Goal: Wherever a line holds the word "instruction", copy that line out.
##### Data to use #####
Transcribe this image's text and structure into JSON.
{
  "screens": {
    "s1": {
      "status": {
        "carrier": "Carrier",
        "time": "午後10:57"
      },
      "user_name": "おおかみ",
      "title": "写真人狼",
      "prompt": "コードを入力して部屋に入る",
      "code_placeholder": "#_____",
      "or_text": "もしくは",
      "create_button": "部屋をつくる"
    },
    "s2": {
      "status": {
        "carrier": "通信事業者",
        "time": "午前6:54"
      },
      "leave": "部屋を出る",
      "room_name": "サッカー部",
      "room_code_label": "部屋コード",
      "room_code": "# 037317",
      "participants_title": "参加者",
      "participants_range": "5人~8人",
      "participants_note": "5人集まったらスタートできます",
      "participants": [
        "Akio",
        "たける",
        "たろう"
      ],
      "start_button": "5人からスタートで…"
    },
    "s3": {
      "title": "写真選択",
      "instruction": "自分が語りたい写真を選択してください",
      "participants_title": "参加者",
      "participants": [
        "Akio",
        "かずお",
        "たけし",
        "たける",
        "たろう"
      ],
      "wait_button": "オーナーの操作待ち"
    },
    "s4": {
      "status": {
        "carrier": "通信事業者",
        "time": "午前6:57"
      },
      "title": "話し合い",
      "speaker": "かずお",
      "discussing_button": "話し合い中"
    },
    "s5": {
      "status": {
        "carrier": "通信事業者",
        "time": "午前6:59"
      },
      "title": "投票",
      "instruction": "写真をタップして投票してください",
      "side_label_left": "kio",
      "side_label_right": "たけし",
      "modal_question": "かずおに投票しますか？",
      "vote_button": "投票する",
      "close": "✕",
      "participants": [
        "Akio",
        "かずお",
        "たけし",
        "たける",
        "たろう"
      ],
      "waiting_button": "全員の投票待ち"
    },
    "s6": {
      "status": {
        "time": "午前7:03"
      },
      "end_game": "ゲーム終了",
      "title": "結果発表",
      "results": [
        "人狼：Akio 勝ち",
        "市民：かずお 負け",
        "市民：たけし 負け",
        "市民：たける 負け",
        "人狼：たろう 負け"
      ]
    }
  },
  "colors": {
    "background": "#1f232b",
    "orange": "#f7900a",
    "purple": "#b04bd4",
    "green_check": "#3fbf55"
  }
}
#####
Written solution:
      "instruction": "自分が語りたい写真を選択してください",
      "instruction": "写真をタップして投票してください",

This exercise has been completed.